# START OF ENTRIES SUPPLIED
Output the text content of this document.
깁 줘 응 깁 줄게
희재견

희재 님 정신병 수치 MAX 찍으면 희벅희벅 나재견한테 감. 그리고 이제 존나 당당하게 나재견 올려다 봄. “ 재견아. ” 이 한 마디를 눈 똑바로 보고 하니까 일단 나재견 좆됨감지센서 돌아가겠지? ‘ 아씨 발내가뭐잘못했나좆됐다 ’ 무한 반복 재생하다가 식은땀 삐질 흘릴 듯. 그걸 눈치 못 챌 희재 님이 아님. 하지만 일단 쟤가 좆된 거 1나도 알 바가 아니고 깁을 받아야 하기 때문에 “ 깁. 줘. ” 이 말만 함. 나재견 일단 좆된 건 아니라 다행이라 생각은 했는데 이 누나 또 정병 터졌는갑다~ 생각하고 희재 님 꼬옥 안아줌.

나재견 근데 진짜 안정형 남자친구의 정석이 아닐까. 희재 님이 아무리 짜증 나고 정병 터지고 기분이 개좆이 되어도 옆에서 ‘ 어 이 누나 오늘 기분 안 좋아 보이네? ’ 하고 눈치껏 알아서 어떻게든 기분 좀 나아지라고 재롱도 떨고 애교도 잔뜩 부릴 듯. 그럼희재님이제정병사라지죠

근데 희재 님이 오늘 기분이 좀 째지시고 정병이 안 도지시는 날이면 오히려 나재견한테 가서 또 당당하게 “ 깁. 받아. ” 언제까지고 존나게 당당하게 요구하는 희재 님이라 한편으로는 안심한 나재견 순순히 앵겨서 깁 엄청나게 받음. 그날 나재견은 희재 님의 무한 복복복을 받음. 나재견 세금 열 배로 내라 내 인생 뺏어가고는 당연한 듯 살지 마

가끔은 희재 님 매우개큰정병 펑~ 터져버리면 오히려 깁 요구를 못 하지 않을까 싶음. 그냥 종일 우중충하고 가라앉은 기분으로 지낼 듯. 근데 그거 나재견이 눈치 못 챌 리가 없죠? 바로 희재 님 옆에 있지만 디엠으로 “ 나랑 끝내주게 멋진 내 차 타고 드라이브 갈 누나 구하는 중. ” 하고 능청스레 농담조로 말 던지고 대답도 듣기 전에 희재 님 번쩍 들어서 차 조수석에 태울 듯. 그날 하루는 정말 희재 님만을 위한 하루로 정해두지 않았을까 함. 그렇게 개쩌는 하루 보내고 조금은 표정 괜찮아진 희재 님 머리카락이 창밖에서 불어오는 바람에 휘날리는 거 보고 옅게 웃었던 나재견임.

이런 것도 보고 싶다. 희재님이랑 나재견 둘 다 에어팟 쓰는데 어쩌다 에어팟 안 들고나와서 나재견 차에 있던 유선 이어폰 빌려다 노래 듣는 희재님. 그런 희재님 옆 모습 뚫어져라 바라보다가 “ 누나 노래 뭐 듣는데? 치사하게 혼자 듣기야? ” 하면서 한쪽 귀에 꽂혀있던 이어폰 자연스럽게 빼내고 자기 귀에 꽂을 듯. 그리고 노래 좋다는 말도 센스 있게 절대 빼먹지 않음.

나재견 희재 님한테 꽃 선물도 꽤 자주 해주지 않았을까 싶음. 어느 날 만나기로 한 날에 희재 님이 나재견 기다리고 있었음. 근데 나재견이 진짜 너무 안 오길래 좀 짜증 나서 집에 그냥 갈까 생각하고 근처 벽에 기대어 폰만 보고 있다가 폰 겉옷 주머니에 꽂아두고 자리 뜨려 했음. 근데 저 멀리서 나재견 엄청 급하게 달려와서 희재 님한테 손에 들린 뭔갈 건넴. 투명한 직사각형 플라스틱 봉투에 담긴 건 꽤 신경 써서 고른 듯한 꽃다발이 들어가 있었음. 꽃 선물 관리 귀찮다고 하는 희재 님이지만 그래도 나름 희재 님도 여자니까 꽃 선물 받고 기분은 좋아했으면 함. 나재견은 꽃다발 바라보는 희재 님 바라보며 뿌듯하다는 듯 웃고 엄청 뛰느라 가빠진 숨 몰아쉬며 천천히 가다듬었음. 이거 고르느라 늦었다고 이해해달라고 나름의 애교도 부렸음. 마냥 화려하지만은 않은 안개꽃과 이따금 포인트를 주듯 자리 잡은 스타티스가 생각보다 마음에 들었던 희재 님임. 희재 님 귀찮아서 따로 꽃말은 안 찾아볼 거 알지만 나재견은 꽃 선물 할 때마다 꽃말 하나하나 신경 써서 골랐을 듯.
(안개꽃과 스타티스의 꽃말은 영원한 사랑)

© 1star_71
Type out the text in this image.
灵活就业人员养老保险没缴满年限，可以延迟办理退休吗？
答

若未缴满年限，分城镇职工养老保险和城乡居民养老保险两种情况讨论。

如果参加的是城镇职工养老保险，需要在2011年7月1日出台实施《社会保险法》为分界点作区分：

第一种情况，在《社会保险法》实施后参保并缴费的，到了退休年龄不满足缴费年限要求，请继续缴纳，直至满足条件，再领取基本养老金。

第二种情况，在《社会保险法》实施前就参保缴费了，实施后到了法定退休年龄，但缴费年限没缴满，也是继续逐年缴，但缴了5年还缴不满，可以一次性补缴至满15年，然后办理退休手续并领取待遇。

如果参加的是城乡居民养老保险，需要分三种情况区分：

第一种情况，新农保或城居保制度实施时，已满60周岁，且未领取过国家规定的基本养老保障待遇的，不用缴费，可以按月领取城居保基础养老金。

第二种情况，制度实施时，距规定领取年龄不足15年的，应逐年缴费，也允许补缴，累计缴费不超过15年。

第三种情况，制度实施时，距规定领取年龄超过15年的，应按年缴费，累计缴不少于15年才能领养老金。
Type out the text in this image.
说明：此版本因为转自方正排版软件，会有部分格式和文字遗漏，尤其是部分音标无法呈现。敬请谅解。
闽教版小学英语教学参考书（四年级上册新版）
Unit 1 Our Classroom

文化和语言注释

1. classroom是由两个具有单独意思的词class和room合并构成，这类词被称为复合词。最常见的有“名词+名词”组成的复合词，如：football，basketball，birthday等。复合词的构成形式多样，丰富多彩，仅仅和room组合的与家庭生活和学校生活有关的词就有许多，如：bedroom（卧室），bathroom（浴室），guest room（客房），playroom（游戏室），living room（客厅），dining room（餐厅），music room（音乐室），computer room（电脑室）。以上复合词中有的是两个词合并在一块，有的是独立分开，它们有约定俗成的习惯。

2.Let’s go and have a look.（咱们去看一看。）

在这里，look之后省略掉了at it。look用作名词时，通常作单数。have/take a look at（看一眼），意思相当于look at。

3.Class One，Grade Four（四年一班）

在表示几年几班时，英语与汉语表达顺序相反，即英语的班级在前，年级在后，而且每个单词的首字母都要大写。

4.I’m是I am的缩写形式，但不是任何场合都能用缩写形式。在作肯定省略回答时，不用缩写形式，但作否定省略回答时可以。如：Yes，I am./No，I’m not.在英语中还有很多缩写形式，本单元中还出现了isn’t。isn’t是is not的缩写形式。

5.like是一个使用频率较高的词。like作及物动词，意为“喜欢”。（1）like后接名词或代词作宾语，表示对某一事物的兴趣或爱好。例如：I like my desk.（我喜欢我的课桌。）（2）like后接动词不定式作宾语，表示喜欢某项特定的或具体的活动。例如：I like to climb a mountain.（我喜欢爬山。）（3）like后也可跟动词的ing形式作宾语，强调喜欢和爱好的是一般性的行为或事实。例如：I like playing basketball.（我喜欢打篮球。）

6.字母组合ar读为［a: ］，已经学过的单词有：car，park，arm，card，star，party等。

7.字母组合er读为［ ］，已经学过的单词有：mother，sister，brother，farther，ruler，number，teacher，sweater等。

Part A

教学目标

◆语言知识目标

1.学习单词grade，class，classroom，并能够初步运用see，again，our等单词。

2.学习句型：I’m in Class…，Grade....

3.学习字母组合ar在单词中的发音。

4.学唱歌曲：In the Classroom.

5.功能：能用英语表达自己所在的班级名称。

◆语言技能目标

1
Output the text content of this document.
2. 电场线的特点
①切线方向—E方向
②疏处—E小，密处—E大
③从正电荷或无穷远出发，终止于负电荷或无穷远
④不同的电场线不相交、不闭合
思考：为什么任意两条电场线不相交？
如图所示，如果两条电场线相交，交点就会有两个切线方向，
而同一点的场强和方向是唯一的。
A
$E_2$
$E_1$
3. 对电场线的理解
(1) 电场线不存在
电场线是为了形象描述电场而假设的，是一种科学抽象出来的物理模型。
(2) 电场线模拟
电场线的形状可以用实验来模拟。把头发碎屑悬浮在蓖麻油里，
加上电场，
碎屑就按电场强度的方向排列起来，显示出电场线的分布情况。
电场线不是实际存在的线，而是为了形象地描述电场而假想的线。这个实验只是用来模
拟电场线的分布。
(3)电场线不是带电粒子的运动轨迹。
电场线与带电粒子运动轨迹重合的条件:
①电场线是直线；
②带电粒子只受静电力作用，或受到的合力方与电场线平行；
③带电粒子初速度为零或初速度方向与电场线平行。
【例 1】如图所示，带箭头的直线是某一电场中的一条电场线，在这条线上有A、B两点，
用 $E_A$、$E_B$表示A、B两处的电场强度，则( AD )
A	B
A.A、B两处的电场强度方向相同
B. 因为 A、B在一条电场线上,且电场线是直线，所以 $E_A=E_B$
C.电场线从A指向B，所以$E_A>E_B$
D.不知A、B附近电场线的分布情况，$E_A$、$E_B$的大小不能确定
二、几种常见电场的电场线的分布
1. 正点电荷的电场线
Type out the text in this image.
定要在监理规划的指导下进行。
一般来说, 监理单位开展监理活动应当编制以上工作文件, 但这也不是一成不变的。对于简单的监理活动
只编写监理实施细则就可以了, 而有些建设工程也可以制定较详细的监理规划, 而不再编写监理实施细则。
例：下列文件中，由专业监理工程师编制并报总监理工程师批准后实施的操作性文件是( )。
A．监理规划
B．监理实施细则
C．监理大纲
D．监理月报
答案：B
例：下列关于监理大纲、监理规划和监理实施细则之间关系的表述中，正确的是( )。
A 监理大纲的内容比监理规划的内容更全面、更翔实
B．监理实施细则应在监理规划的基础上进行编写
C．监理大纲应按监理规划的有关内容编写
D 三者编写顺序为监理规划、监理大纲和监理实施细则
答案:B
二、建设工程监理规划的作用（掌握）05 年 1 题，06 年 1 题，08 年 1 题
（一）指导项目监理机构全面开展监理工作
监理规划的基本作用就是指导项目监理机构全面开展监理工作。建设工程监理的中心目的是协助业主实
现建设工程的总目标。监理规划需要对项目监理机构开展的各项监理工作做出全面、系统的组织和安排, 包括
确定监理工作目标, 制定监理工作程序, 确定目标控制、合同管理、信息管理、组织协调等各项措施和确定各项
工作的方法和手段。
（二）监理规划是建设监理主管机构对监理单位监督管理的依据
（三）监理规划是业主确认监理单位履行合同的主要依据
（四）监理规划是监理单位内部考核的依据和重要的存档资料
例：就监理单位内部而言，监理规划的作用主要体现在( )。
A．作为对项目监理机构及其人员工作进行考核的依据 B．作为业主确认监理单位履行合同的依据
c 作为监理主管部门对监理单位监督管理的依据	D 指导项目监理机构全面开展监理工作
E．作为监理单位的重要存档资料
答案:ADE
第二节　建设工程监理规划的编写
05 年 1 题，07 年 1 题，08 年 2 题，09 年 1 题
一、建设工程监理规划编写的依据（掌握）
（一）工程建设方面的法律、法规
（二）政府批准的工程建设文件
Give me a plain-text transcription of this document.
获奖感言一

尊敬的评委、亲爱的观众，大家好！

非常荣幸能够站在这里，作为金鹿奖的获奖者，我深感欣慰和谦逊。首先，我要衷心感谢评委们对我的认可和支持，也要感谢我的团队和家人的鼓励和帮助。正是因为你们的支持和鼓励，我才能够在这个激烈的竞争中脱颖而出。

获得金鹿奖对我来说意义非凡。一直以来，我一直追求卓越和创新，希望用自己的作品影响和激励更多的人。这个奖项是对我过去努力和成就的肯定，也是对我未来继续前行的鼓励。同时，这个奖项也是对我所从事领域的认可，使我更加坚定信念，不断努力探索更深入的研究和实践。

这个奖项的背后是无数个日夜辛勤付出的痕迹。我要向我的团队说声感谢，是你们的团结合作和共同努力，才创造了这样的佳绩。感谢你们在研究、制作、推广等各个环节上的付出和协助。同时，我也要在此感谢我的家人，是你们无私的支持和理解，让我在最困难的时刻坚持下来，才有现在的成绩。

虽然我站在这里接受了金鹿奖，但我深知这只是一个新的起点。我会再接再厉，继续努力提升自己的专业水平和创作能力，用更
# END OF ENTRIES SUPPLIED
• BRIEF: Search the preceding listing for the word "않았을까" and pull out every line that holds it.

• THE RESPONSE:
가끔은 희재 님 매우개큰정병 펑~ 터져버리면 오히려 깁 요구를 못 하지 않을까 싶음. 그냥 종일 우중충하고 가라앉은 기분으로 지낼 듯. 근데 그거 나재견이 눈치 못 챌 리가 없죠? 바로 희재 님 옆에 있지만 디엠으로 “ 나랑 끝내주게 멋진 내 차 타고 드라이브 갈 누나 구하는 중. ” 하고 능청스레 농담조로 말 던지고 대답도 듣기 전에 희재 님 번쩍 들어서 차 조수석에 태울 듯. 그날 하루는 정말 희재 님만을 위한 하루로 정해두지 않았을까 함. 그렇게 개쩌는 하루 보내고 조금은 표정 괜찮아진 희재 님 머리카락이 창밖에서 불어오는 바람에 휘날리는 거 보고 옅게 웃었던 나재견임.
나재견 희재 님한테 꽃 선물도 꽤 자주 해주지 않았을까 싶음. 어느 날 만나기로 한 날에 희재 님이 나재견 기다리고 있었음. 근데 나재견이 진짜 너무 안 오길래 좀 짜증 나서 집에 그냥 갈까 생각하고 근처 벽에 기대어 폰만 보고 있다가 폰 겉옷 주머니에 꽂아두고 자리 뜨려 했음. 근데 저 멀리서 나재견 엄청 급하게 달려와서 희재 님한테 손에 들린 뭔갈 건넴. 투명한 직사각형 플라스틱 봉투에 담긴 건 꽤 신경 써서 고른 듯한 꽃다발이 들어가 있었음. 꽃 선물 관리 귀찮다고 하는 희재 님이지만 그래도 나름 희재 님도 여자니까 꽃 선물 받고 기분은 좋아했으면 함. 나재견은 꽃다발 바라보는 희재 님 바라보며 뿌듯하다는 듯 웃고 엄청 뛰느라 가빠진 숨 몰아쉬며 천천히 가다듬었음. 이거 고르느라 늦었다고 이해해달라고 나름의 애교도 부렸음. 마냥 화려하지만은 않은 안개꽃과 이따금 포인트를 주듯 자리 잡은 스타티스가 생각보다 마음에 들었던 희재 님임. 희재 님 귀찮아서 따로 꽃말은 안 찾아볼 거 알지만 나재견은 꽃 선물 할 때마다 꽃말 하나하나 신경 써서 골랐을 듯.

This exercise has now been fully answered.